> **What needs to be done**
Please rewrite the rows below, swapping "block diagram" for "schematic" and keeping everything else the same. Omit the pictures from your answer.

Rows contained in a dataset
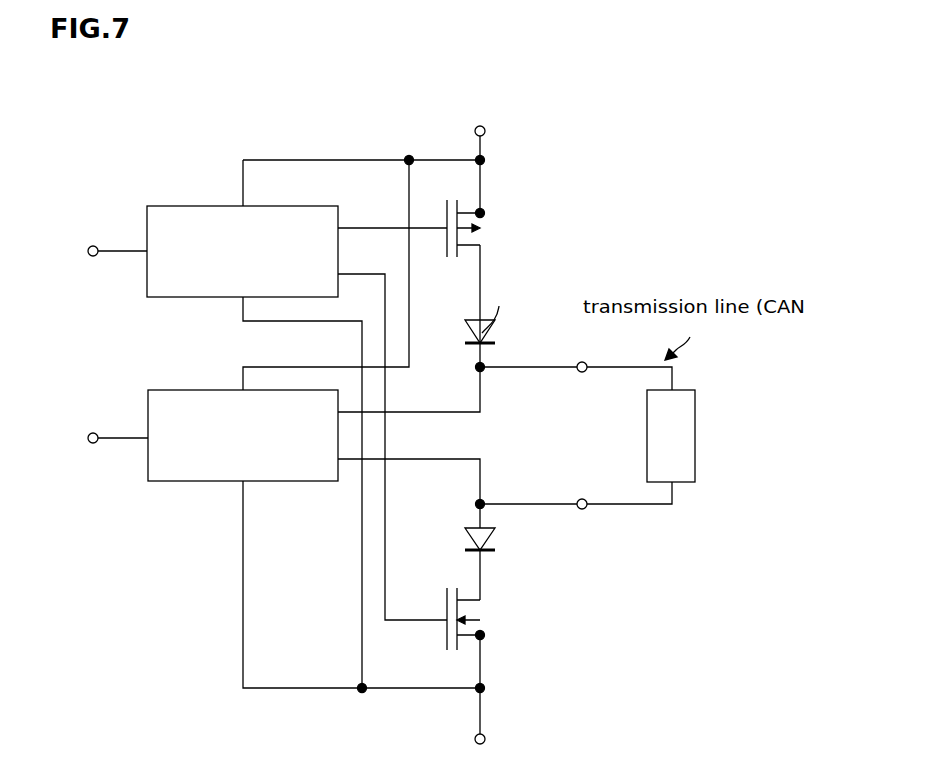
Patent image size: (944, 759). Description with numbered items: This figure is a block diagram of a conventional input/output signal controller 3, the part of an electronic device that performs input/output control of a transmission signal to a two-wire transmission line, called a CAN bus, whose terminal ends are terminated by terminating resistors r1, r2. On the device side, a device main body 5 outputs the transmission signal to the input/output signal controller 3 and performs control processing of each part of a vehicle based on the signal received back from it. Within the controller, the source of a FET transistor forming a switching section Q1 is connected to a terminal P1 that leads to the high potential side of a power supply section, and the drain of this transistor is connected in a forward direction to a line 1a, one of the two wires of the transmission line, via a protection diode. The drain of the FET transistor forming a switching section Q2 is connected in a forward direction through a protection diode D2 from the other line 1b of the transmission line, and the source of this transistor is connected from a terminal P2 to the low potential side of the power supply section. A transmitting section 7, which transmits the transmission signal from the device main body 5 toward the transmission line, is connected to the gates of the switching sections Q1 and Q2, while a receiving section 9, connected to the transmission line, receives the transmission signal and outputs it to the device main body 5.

The input/output signal controller 3 is at (407, 107).
The device main body 5 is at (159, 344).
The transmitting section 7 is at (292, 218).
The receiving section 9 is at (293, 473).
The switching section Q1 is at (574, 228).
The switching section Q2 is at (571, 619).
The protection diode D2 is at (483, 540).
The terminal P1 is at (545, 132).
The terminal P2 is at (545, 739).
The line 1a is at (618, 369).
The line 1b is at (610, 504).
The terminating resistor r1 is at (732, 470).
The terminating resistor r2 is at (682, 482).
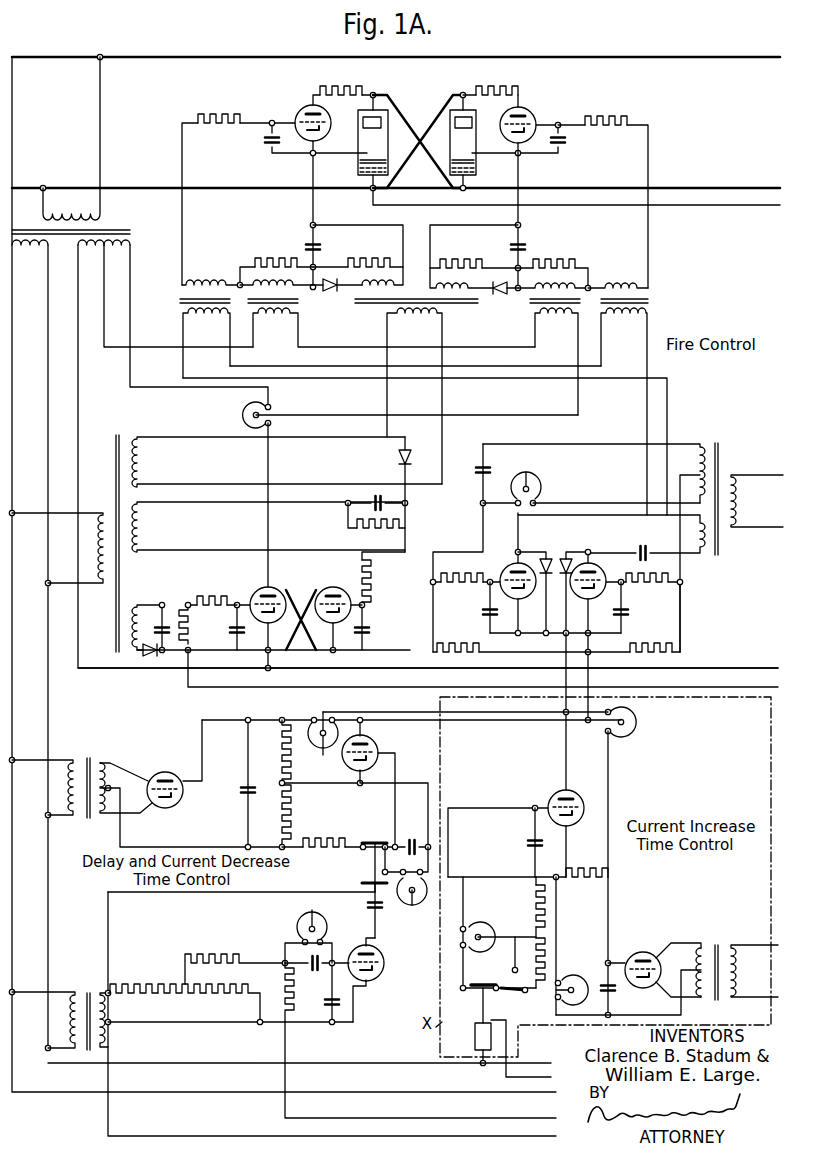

> **Task output**
Patent image size: (944, 759). Description with numbered items: This figure is a schematic of a conventional input/output signal controller 3, the part of an electronic device that performs input/output control of a transmission signal to a two-wire transmission line, called a CAN bus, whose terminal ends are terminated by terminating resistors r1, r2. On the device side, a device main body 5 outputs the transmission signal to the input/output signal controller 3 and performs control processing of each part of a vehicle based on the signal received back from it. Within the controller, the source of a FET transistor forming a switching section Q1 is connected to a terminal P1 that leads to the high potential side of a power supply section, and the drain of this transistor is connected in a forward direction to a line 1a, one of the two wires of the transmission line, via a protection diode. The drain of the FET transistor forming a switching section Q2 is connected in a forward direction through a protection diode D2 from the other line 1b of the transmission line, and the source of this transistor is connected from a terminal P2 to the low potential side of the power supply section. A transmitting section 7, which transmits the transmission signal from the device main body 5 toward the transmission line, is connected to the gates of the switching sections Q1 and Q2, while a receiving section 9, connected to the transmission line, receives the transmission signal and outputs it to the device main body 5.

The input/output signal controller 3 is at (407, 107).
The device main body 5 is at (159, 344).
The transmitting section 7 is at (292, 218).
The receiving section 9 is at (293, 473).
The switching section Q1 is at (574, 228).
The switching section Q2 is at (571, 619).
The protection diode D2 is at (483, 540).
The terminal P1 is at (545, 132).
The terminal P2 is at (545, 739).
The line 1a is at (618, 369).
The line 1b is at (610, 504).
The terminating resistor r1 is at (732, 470).
The terminating resistor r2 is at (682, 482).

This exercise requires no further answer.